◆ **Task prompt**:
Leaving out all pictures, transcribe exactly the lines between the line with "Extract all readable text from this page." and the last line of the records below, both included.

◆ **Material for this task**:
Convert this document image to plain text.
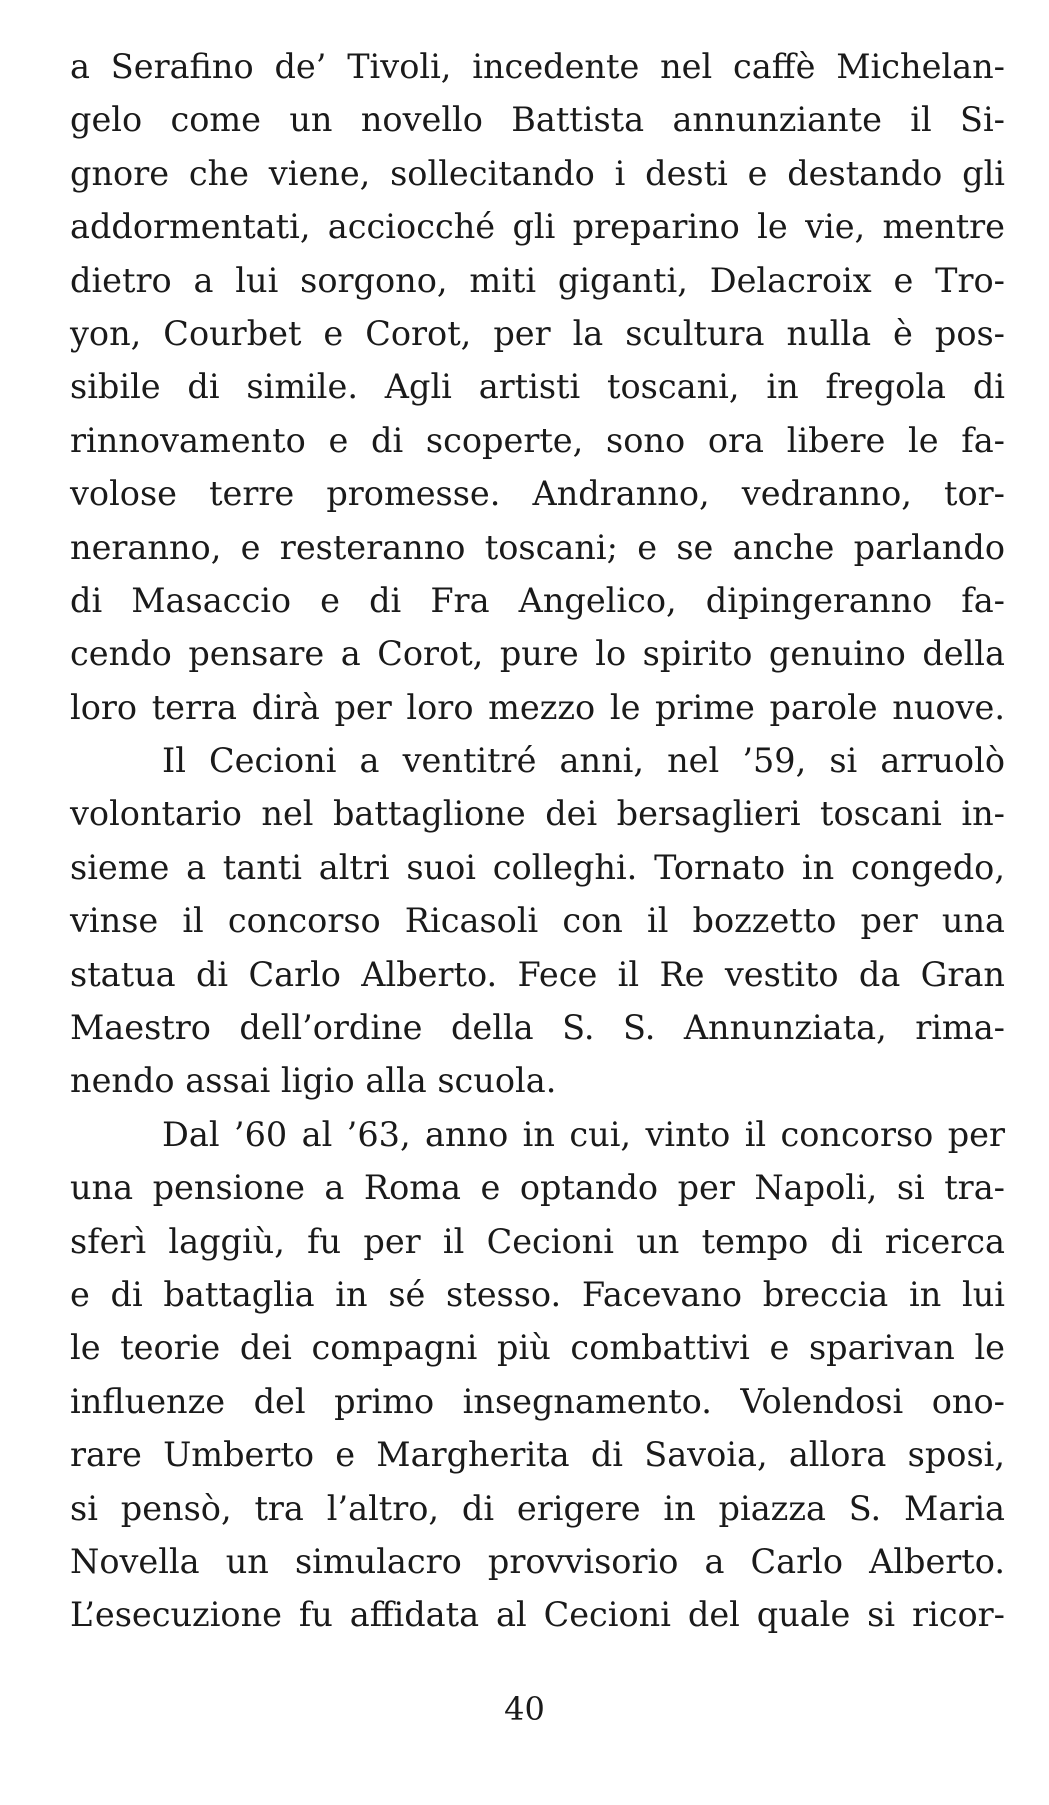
a Serafino de’ Tivoli, incedente nel caffè Michelan-
gelo come un novello Battista annunziante il Si-
gnore che viene, sollecitando i desti e destando gli
addormentati, acciocché gli preparino le vie, mentre
dietro a lui sorgono, miti giganti, Delacroix e Tro-
yon, Courbet e Corot, per la scultura nulla è pos-
sibile di simile. Agli artisti toscani, in fregola di
rinnovamento e di scoperte, sono ora libere le fa-
volose terre promesse. Andranno, vedranno, tor-
neranno, e resteranno toscani; e se anche parlando
di Masaccio e di Fra Angelico, dipingeranno fa-
cendo pensare a Corot, pure lo spirito genuino della
loro terra dirà per loro mezzo le prime parole nuove.
Il Cecioni a ventitré anni, nel ’59, si arruolò
volontario nel battaglione dei bersaglieri toscani in-
sieme a tanti altri suoi colleghi. Tornato in congedo,
vinse il concorso Ricasoli con il bozzetto per una
statua di Carlo Alberto. Fece il Re vestito da Gran
Maestro dell’ordine della S. S. Annunziata, rima-
nendo assai ligio alla scuola.
Dal ’60 al ’63, anno in cui, vinto il concorso per
una pensione a Roma e optando per Napoli, si tra-
sferì laggiù, fu per il Cecioni un tempo di ricerca
e di battaglia in sé stesso. Facevano breccia in lui
le teorie dei compagni più combattivi e sparivan le
influenze del primo insegnamento. Volendosi ono-
rare Umberto e Margherita di Savoia, allora sposi,
si pensò, tra l’altro, di erigere in piazza S. Maria
Novella un simulacro provvisorio a Carlo Alberto.
L’esecuzione fu affidata al Cecioni del quale si ricor-
40
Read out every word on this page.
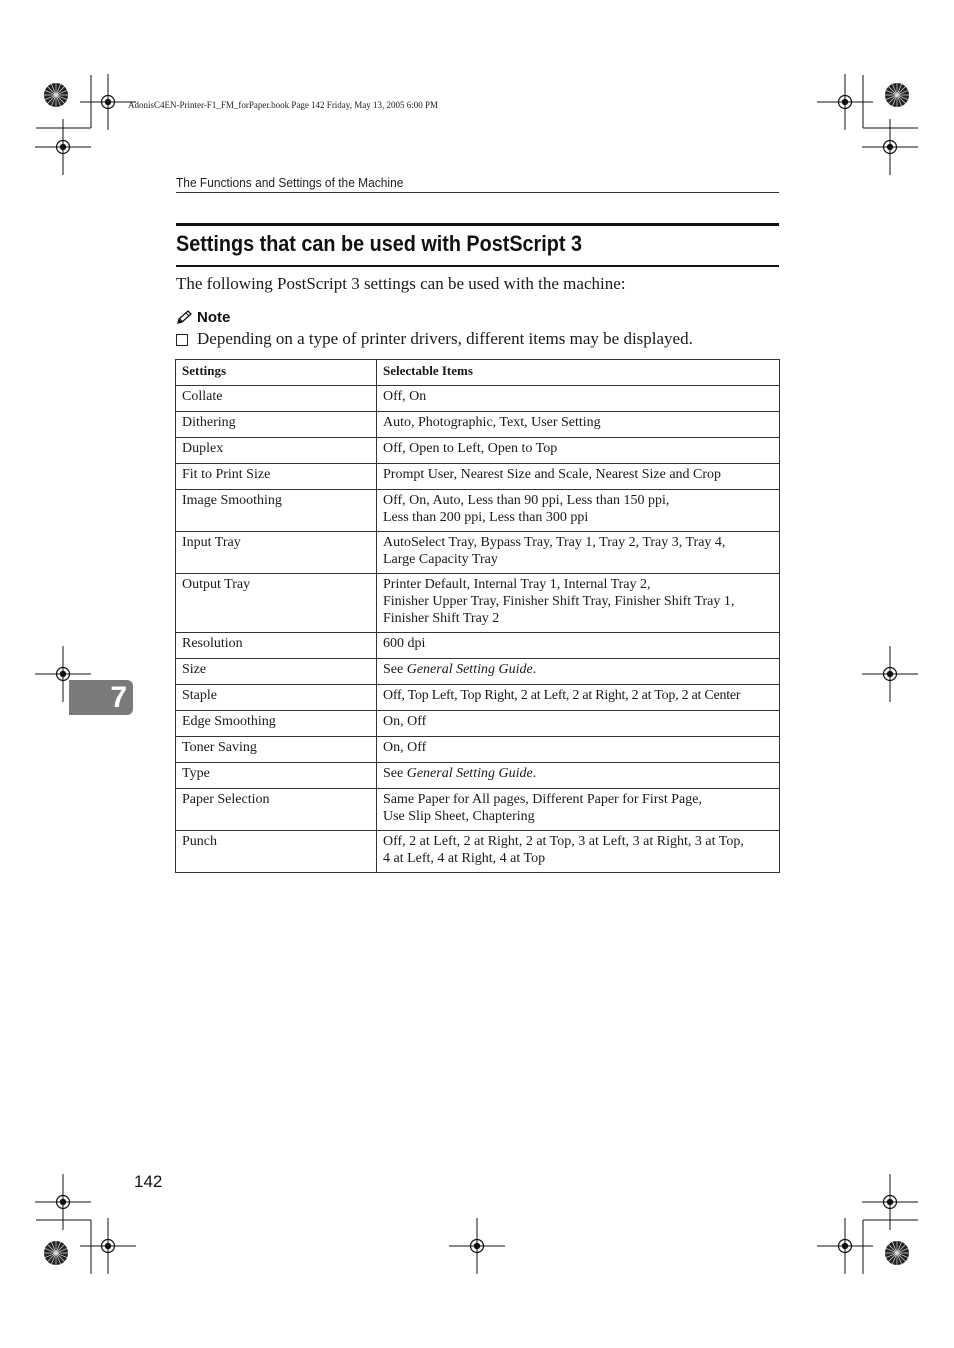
AdonisC4EN-Printer-F1_FM_forPaper.book Page 142 Friday, May 13, 2005 6:00 PM
The Functions and Settings of the Machine
Settings that can be used with PostScript 3
The following PostScript 3 settings can be used with the machine:
Note
Depending on a type of printer drivers, different items may be displayed.
Settings	Selectable Items
Collate	Off, On
Dithering	Auto, Photographic, Text, User Setting
Duplex	Off, Open to Left, Open to Top
Fit to Print Size	Prompt User, Nearest Size and Scale, Nearest Size and Crop
Image Smoothing	Off, On, Auto, Less than 90 ppi, Less than 150 ppi,
Less than 200 ppi, Less than 300 ppi
Input Tray	AutoSelect Tray, Bypass Tray, Tray 1, Tray 2, Tray 3, Tray 4,
Large Capacity Tray
Output Tray	Printer Default, Internal Tray 1, Internal Tray 2,
Finisher Upper Tray, Finisher Shift Tray, Finisher Shift Tray 1,
Finisher Shift Tray 2
Resolution	600 dpi
Size	See General Setting Guide.
Staple	Off, Top Left, Top Right, 2 at Left, 2 at Right, 2 at Top, 2 at Center
Edge Smoothing	On, Off
Toner Saving	On, Off
Type	See General Setting Guide.
Paper Selection	Same Paper for All pages, Different Paper for First Page,
Use Slip Sheet, Chaptering
Punch	Off, 2 at Left, 2 at Right, 2 at Top, 3 at Left, 3 at Right, 3 at Top,
4 at Left, 4 at Right, 4 at Top
7
142
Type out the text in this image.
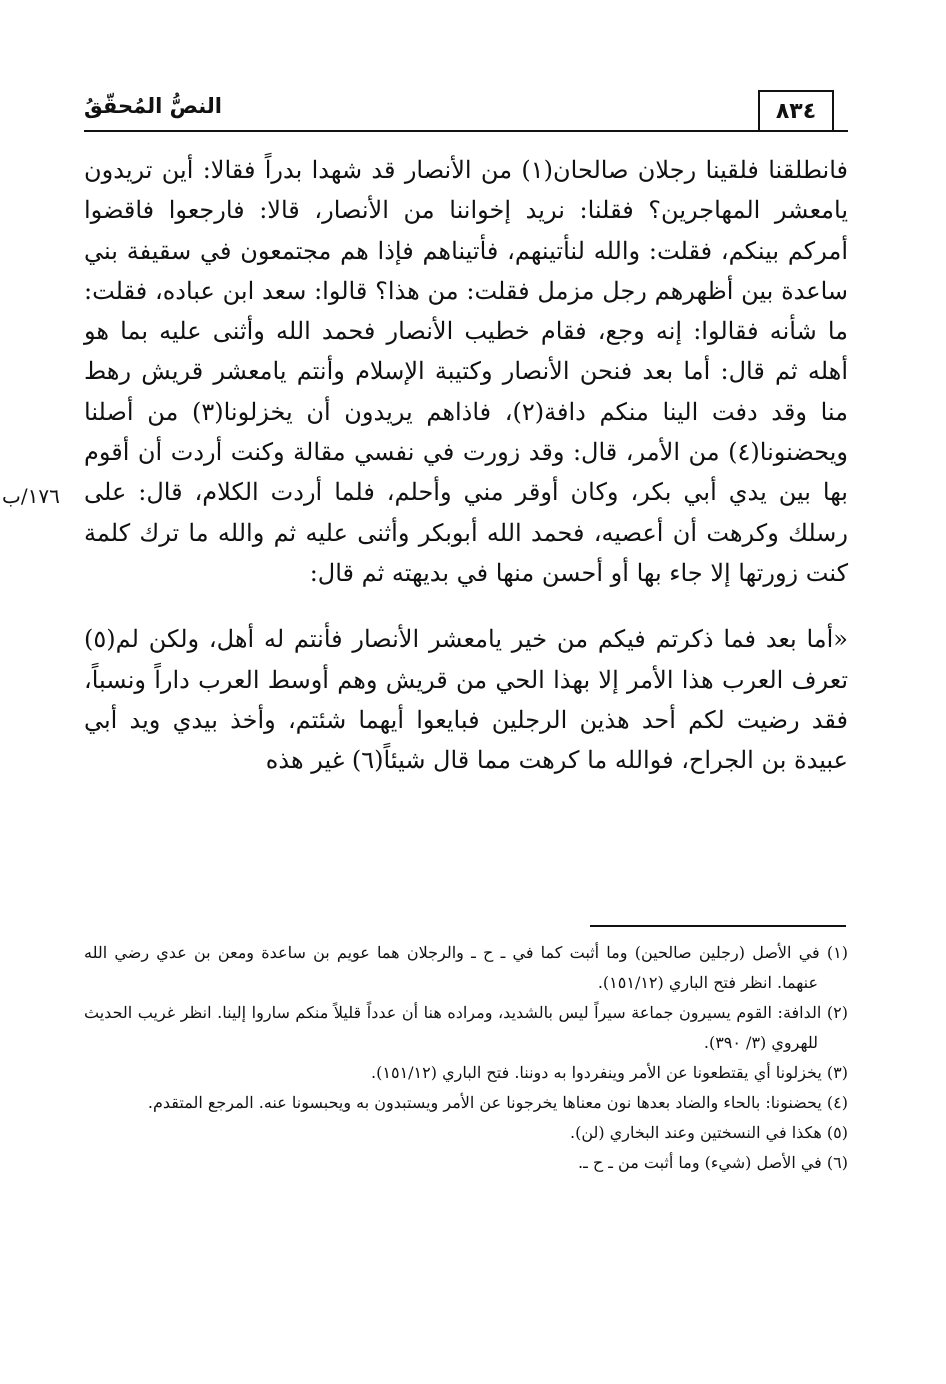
٨٣٤
النصُّ المُحقّقُ
١٧٦/ب

فانطلقنا فلقينا رجلان صالحان(١) من الأنصار قد شهدا بدراً فقالا: أين تريدون يامعشر المهاجرين؟ فقلنا: نريد إخواننا من الأنصار، قالا: فارجعوا فاقضوا أمركم بينكم، فقلت: والله لنأتينهم، فأتيناهم فإذا هم مجتمعون في سقيفة بني ساعدة بين أظهرهم رجل مزمل فقلت: من هذا؟ قالوا: سعد ابن عباده، فقلت: ما شأنه فقالوا: إنه وجع، فقام خطيب الأنصار فحمد الله وأثنى عليه بما هو أهله ثم قال: أما بعد فنحن الأنصار وكتيبة الإسلام وأنتم يامعشر قريش رهط منا وقد دفت الينا منكم دافة(٢)، فاذاهم يريدون أن يخزلونا(٣) من أصلنا ويحضنونا(٤) من الأمر، قال: وقد زورت في نفسي مقالة وكنت أردت أن أقوم بها بين يدي أبي بكر، وكان أوقر مني وأحلم، فلما أردت الكلام، قال: على رسلك وكرهت أن أعصيه، فحمد الله أبوبكر وأثنى عليه ثم والله ما ترك كلمة كنت زورتها إلا جاء بها أو أحسن منها في بديهته ثم قال:

«أما بعد فما ذكرتم فيكم من خير يامعشر الأنصار فأنتم له أهل، ولكن لم(٥) تعرف العرب هذا الأمر إلا بهذا الحي من قريش وهم أوسط العرب داراً ونسباً، فقد رضيت لكم أحد هذين الرجلين فبايعوا أيهما شئتم، وأخذ بيدي ويد أبي عبيدة بن الجراح، فوالله ما كرهت مما قال شيئاً(٦) غير هذه

(١) في الأصل (رجلين صالحين) وما أثبت كما في ـ ح ـ والرجلان هما عويم بن ساعدة ومعن بن عدي رضي الله عنهما. انظر فتح الباري (١٥١/١٢).

(٢) الدافة: القوم يسيرون جماعة سيراً ليس بالشديد، ومراده هنا أن عدداً قليلاً منكم ساروا إلينا. انظر غريب الحديث للهروي (٣/ ٣٩٠).

(٣) يخزلونا أي يقتطعونا عن الأمر وينفردوا به دوننا. فتح الباري (١٥١/١٢).

(٤) يحضنونا: بالحاء والضاد بعدها نون معناها يخرجونا عن الأمر ويستبدون به ويحبسونا عنه. المرجع المتقدم.

(٥) هكذا في النسختين وعند البخاري (لن).

(٦) في الأصل (شيء) وما أثبت من ـ ح ـ.
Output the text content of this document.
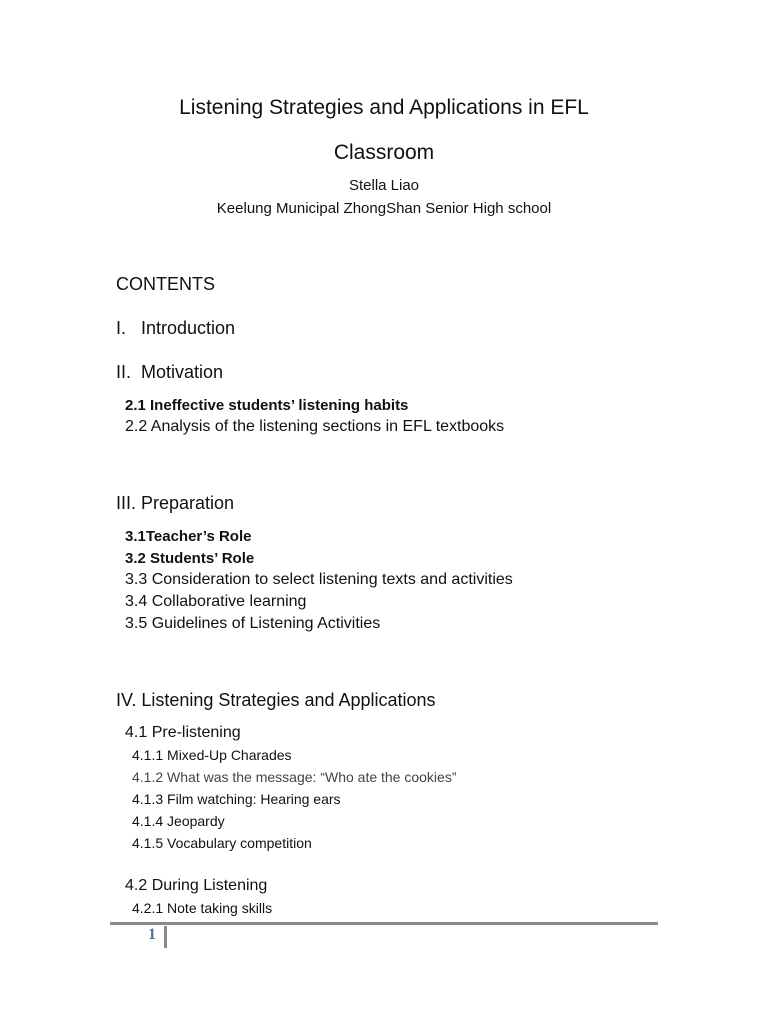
Listening Strategies and Applications in EFL
Classroom
Stella Liao
Keelung Municipal ZhongShan Senior High school
CONTENTS
I.   Introduction
II.  Motivation
2.1 Ineffective students’ listening habits
2.2 Analysis of the listening sections in EFL textbooks
III. Preparation
3.1Teacher’s Role
3.2 Students’ Role
3.3 Consideration to select listening texts and activities
3.4 Collaborative learning
3.5 Guidelines of Listening Activities
IV. Listening Strategies and Applications
4.1 Pre-listening
4.1.1 Mixed-Up Charades
4.1.2 What was the message: “Who ate the cookies”
4.1.3 Film watching: Hearing ears
4.1.4 Jeopardy
4.1.5 Vocabulary competition
4.2 During Listening
4.2.1 Note taking skills
1
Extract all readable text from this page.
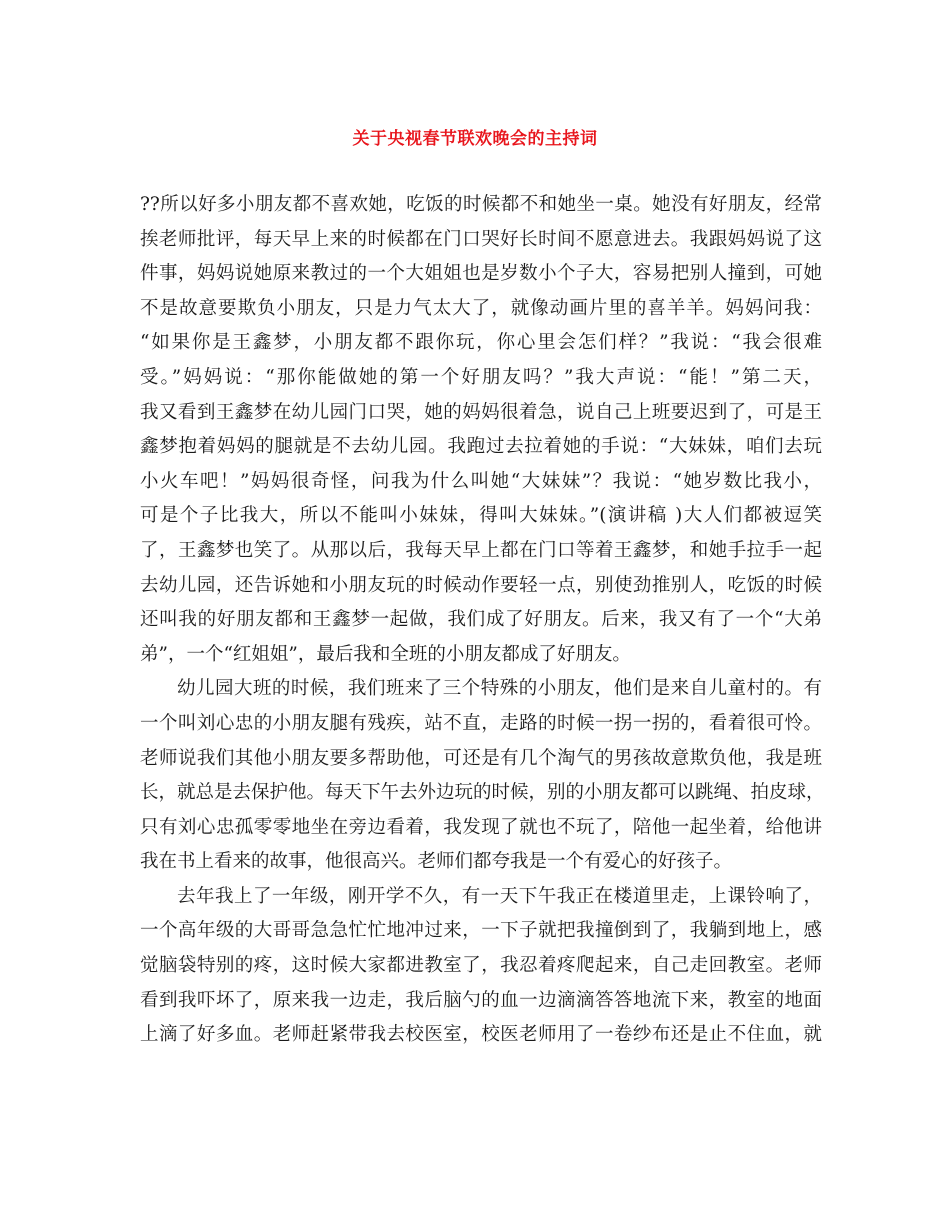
关于央视春节联欢晚会的主持词
??所以好多小朋友都不喜欢她，吃饭的时候都不和她坐一桌。她没有好朋友，经常
挨老师批评，每天早上来的时候都在门口哭好长时间不愿意进去。我跟妈妈说了这
件事，妈妈说她原来教过的一个大姐姐也是岁数小个子大，容易把别人撞到，可她
不是故意要欺负小朋友，只是力气太大了，就像动画片里的喜羊羊。妈妈问我：
“如果你是王鑫梦，小朋友都不跟你玩，你心里会怎们样？”我说：“我会很难
受。”妈妈说：“那你能做她的第一个好朋友吗？”我大声说：“能！”第二天，
我又看到王鑫梦在幼儿园门口哭，她的妈妈很着急，说自己上班要迟到了，可是王
鑫梦抱着妈妈的腿就是不去幼儿园。我跑过去拉着她的手说：“大妹妹，咱们去玩
小火车吧！”妈妈很奇怪，问我为什么叫她“大妹妹”？我说：“她岁数比我小，
可是个子比我大，所以不能叫小妹妹，得叫大妹妹。”(演讲稿 )大人们都被逗笑
了，王鑫梦也笑了。从那以后，我每天早上都在门口等着王鑫梦，和她手拉手一起
去幼儿园，还告诉她和小朋友玩的时候动作要轻一点，别使劲推别人，吃饭的时候
还叫我的好朋友都和王鑫梦一起做，我们成了好朋友。后来，我又有了一个“大弟
弟”，一个“红姐姐”，最后我和全班的小朋友都成了好朋友。
幼儿园大班的时候，我们班来了三个特殊的小朋友，他们是来自儿童村的。有
一个叫刘心忠的小朋友腿有残疾，站不直，走路的时候一拐一拐的，看着很可怜。
老师说我们其他小朋友要多帮助他，可还是有几个淘气的男孩故意欺负他，我是班
长，就总是去保护他。每天下午去外边玩的时候，别的小朋友都可以跳绳、拍皮球，
只有刘心忠孤零零地坐在旁边看着，我发现了就也不玩了，陪他一起坐着，给他讲
我在书上看来的故事，他很高兴。老师们都夸我是一个有爱心的好孩子。
去年我上了一年级，刚开学不久，有一天下午我正在楼道里走，上课铃响了，
一个高年级的大哥哥急急忙忙地冲过来，一下子就把我撞倒到了，我躺到地上，感
觉脑袋特别的疼，这时候大家都进教室了，我忍着疼爬起来，自己走回教室。老师
看到我吓坏了，原来我一边走，我后脑勺的血一边滴滴答答地流下来，教室的地面
上滴了好多血。老师赶紧带我去校医室，校医老师用了一卷纱布还是止不住血，就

◆ **Result of the exercise**:
Extract all readable text from this page.
关于央视春节联欢晚会的主持词
??所以好多小朋友都不喜欢她，吃饭的时候都不和她坐一桌。她没有好朋友，经常
挨老师批评，每天早上来的时候都在门口哭好长时间不愿意进去。我跟妈妈说了这
件事，妈妈说她原来教过的一个大姐姐也是岁数小个子大，容易把别人撞到，可她
不是故意要欺负小朋友，只是力气太大了，就像动画片里的喜羊羊。妈妈问我：
“如果你是王鑫梦，小朋友都不跟你玩，你心里会怎们样？”我说：“我会很难
受。”妈妈说：“那你能做她的第一个好朋友吗？”我大声说：“能！”第二天，
我又看到王鑫梦在幼儿园门口哭，她的妈妈很着急，说自己上班要迟到了，可是王
鑫梦抱着妈妈的腿就是不去幼儿园。我跑过去拉着她的手说：“大妹妹，咱们去玩
小火车吧！”妈妈很奇怪，问我为什么叫她“大妹妹”？我说：“她岁数比我小，
可是个子比我大，所以不能叫小妹妹，得叫大妹妹。”(演讲稿 )大人们都被逗笑
了，王鑫梦也笑了。从那以后，我每天早上都在门口等着王鑫梦，和她手拉手一起
去幼儿园，还告诉她和小朋友玩的时候动作要轻一点，别使劲推别人，吃饭的时候
还叫我的好朋友都和王鑫梦一起做，我们成了好朋友。后来，我又有了一个“大弟
弟”，一个“红姐姐”，最后我和全班的小朋友都成了好朋友。
幼儿园大班的时候，我们班来了三个特殊的小朋友，他们是来自儿童村的。有
一个叫刘心忠的小朋友腿有残疾，站不直，走路的时候一拐一拐的，看着很可怜。
老师说我们其他小朋友要多帮助他，可还是有几个淘气的男孩故意欺负他，我是班
长，就总是去保护他。每天下午去外边玩的时候，别的小朋友都可以跳绳、拍皮球，
只有刘心忠孤零零地坐在旁边看着，我发现了就也不玩了，陪他一起坐着，给他讲
我在书上看来的故事，他很高兴。老师们都夸我是一个有爱心的好孩子。
去年我上了一年级，刚开学不久，有一天下午我正在楼道里走，上课铃响了，
一个高年级的大哥哥急急忙忙地冲过来，一下子就把我撞倒到了，我躺到地上，感
觉脑袋特别的疼，这时候大家都进教室了，我忍着疼爬起来，自己走回教室。老师
看到我吓坏了，原来我一边走，我后脑勺的血一边滴滴答答地流下来，教室的地面
上滴了好多血。老师赶紧带我去校医室，校医老师用了一卷纱布还是止不住血，就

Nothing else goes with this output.